[EXERCISE PROMPT] In your copy, leave out the pictures; write out all the data exactly.

** start of GIVEN DATA **

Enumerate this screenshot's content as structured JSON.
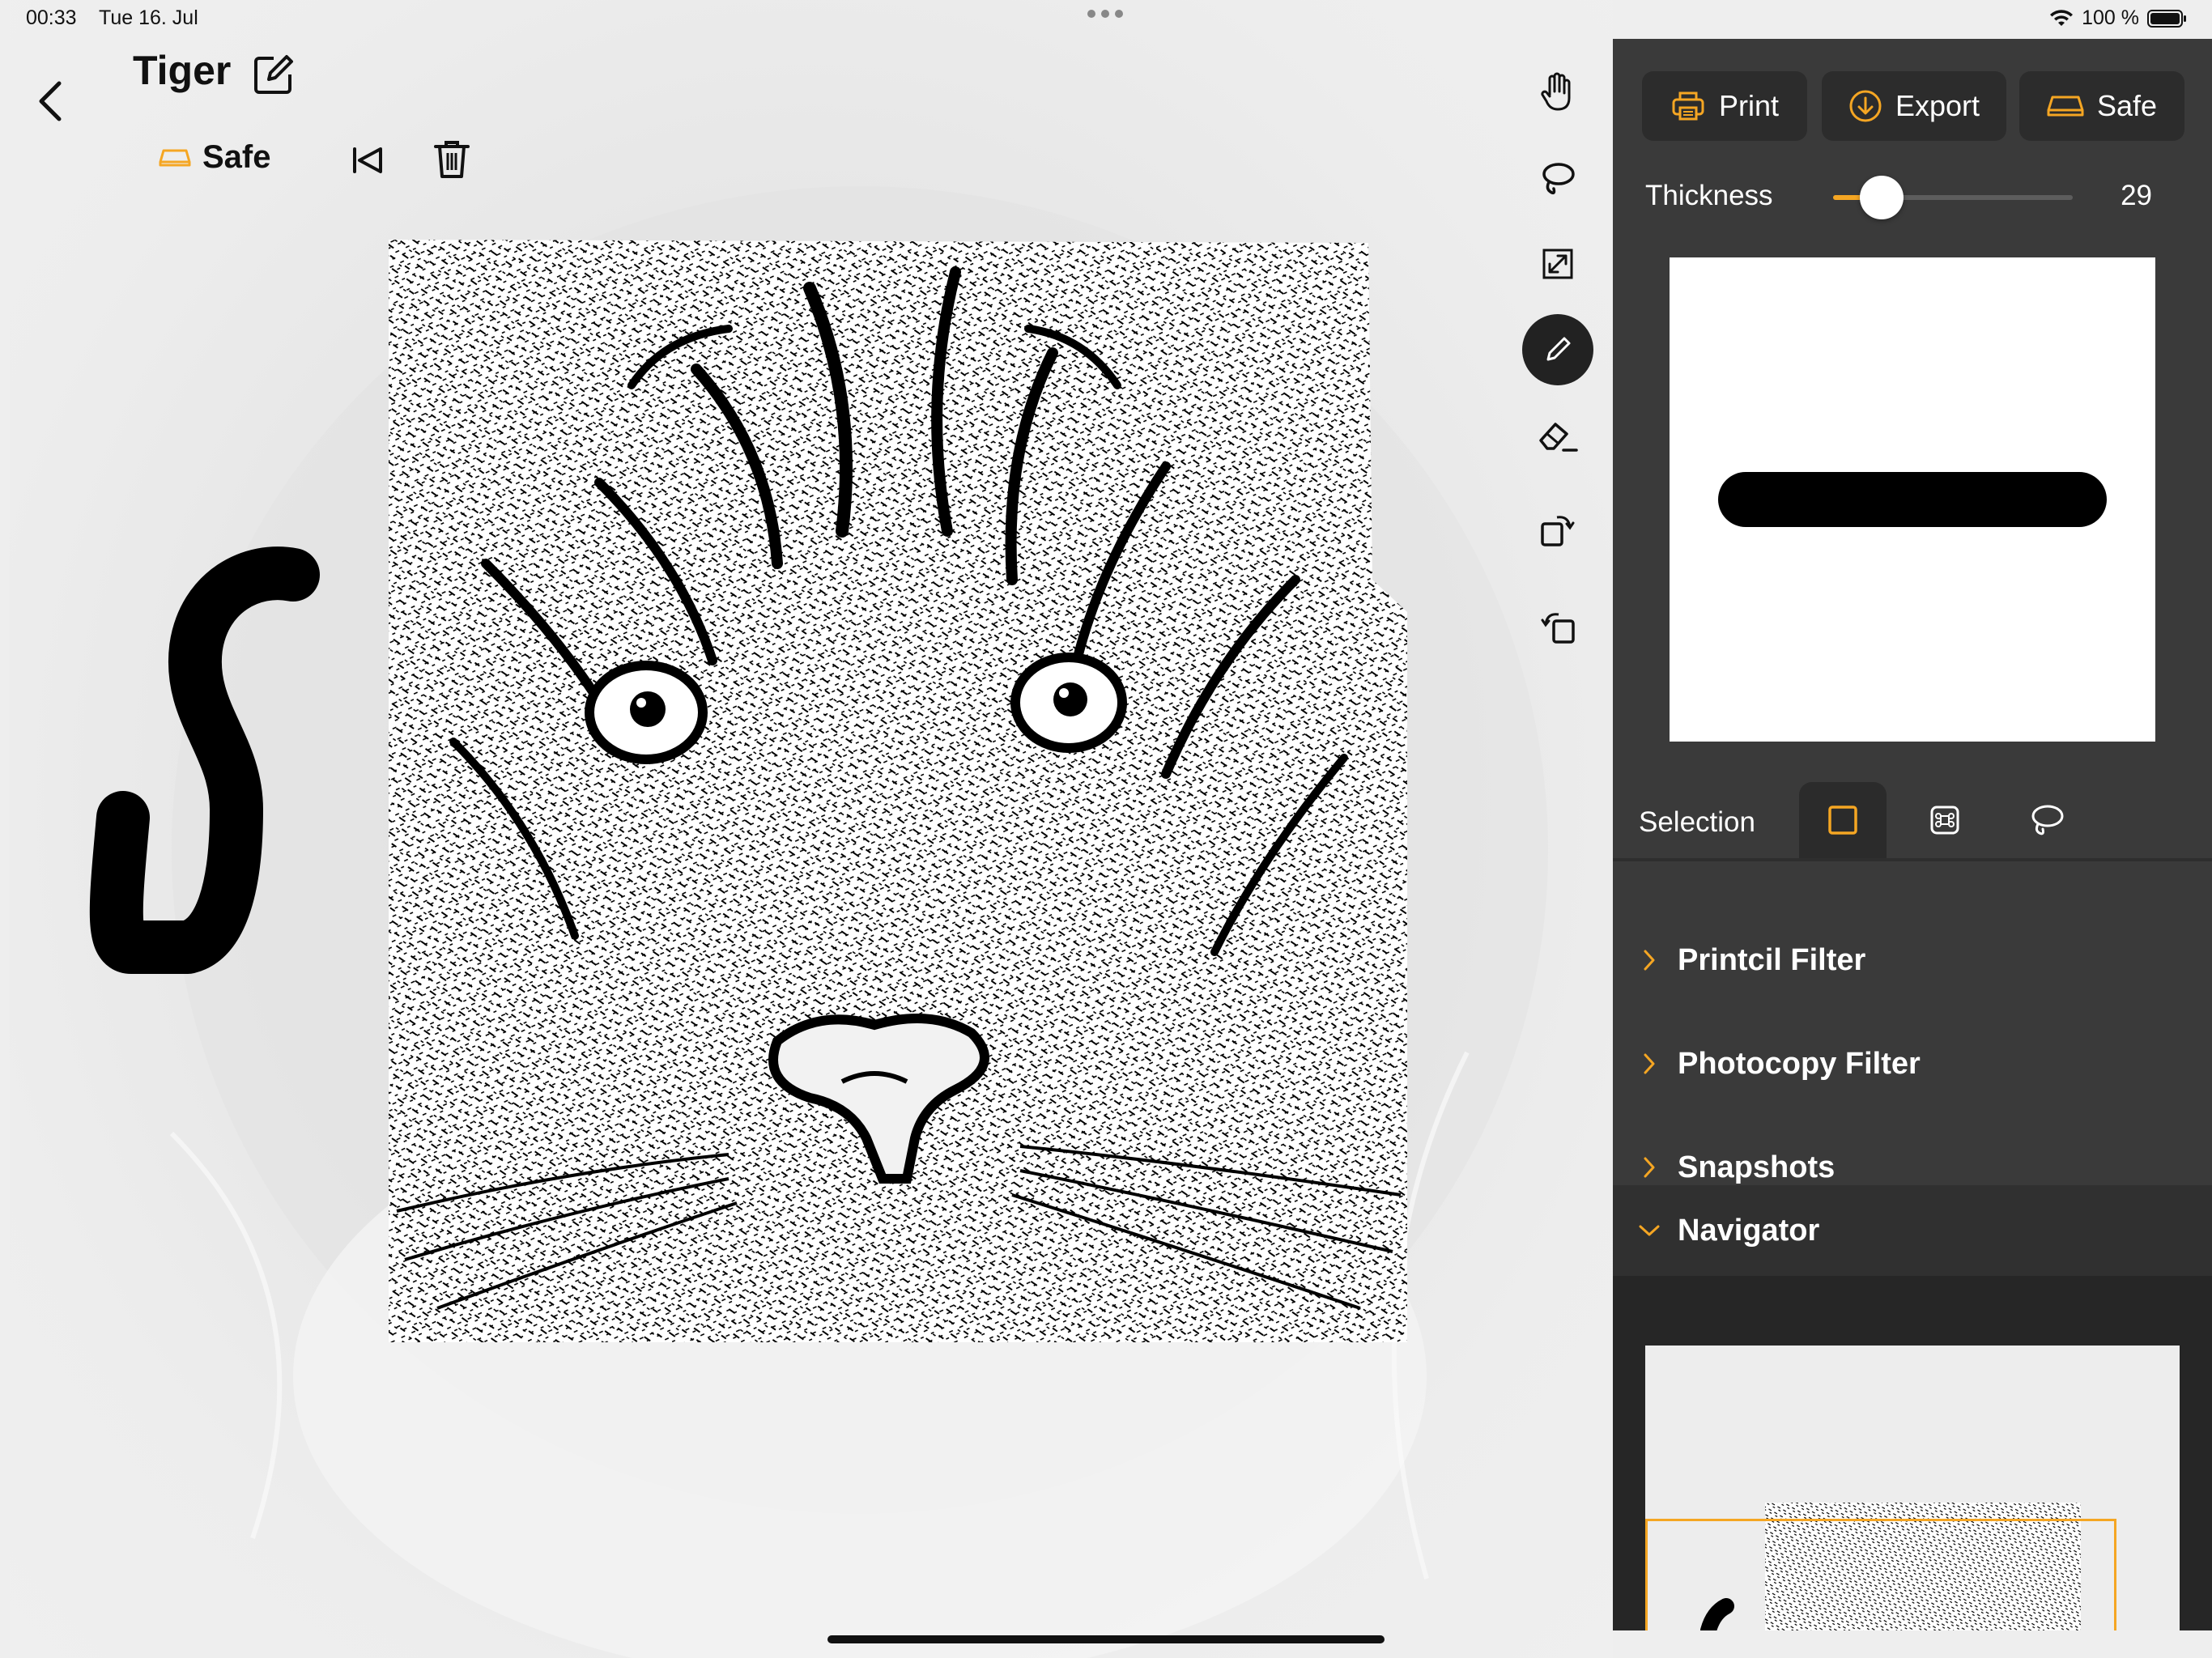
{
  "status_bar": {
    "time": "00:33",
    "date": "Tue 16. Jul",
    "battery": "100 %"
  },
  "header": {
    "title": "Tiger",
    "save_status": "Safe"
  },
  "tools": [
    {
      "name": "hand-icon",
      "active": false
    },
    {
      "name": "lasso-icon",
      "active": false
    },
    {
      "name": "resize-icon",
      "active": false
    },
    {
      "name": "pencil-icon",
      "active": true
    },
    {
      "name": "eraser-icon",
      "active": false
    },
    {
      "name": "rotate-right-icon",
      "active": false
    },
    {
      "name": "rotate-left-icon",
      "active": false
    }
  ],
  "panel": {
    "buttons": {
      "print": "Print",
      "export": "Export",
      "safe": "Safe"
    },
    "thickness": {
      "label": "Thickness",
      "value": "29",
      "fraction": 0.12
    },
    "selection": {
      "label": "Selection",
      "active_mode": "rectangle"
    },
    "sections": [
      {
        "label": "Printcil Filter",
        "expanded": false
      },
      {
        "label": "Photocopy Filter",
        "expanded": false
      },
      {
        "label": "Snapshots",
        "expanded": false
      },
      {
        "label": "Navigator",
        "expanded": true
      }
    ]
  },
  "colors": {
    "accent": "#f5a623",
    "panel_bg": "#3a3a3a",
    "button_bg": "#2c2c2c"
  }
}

** end of GIVEN DATA **

[RESULT]
Enumerate this screenshot's content as structured JSON.
{
  "status_bar": {
    "time": "00:33",
    "date": "Tue 16. Jul",
    "battery": "100 %"
  },
  "header": {
    "title": "Tiger",
    "save_status": "Safe"
  },
  "tools": [
    {
      "name": "hand-icon",
      "active": false
    },
    {
      "name": "lasso-icon",
      "active": false
    },
    {
      "name": "resize-icon",
      "active": false
    },
    {
      "name": "pencil-icon",
      "active": true
    },
    {
      "name": "eraser-icon",
      "active": false
    },
    {
      "name": "rotate-right-icon",
      "active": false
    },
    {
      "name": "rotate-left-icon",
      "active": false
    }
  ],
  "panel": {
    "buttons": {
      "print": "Print",
      "export": "Export",
      "safe": "Safe"
    },
    "thickness": {
      "label": "Thickness",
      "value": "29",
      "fraction": 0.12
    },
    "selection": {
      "label": "Selection",
      "active_mode": "rectangle"
    },
    "sections": [
      {
        "label": "Printcil Filter",
        "expanded": false
      },
      {
        "label": "Photocopy Filter",
        "expanded": false
      },
      {
        "label": "Snapshots",
        "expanded": false
      },
      {
        "label": "Navigator",
        "expanded": true
      }
    ]
  },
  "colors": {
    "accent": "#f5a623",
    "panel_bg": "#3a3a3a",
    "button_bg": "#2c2c2c"
  }
}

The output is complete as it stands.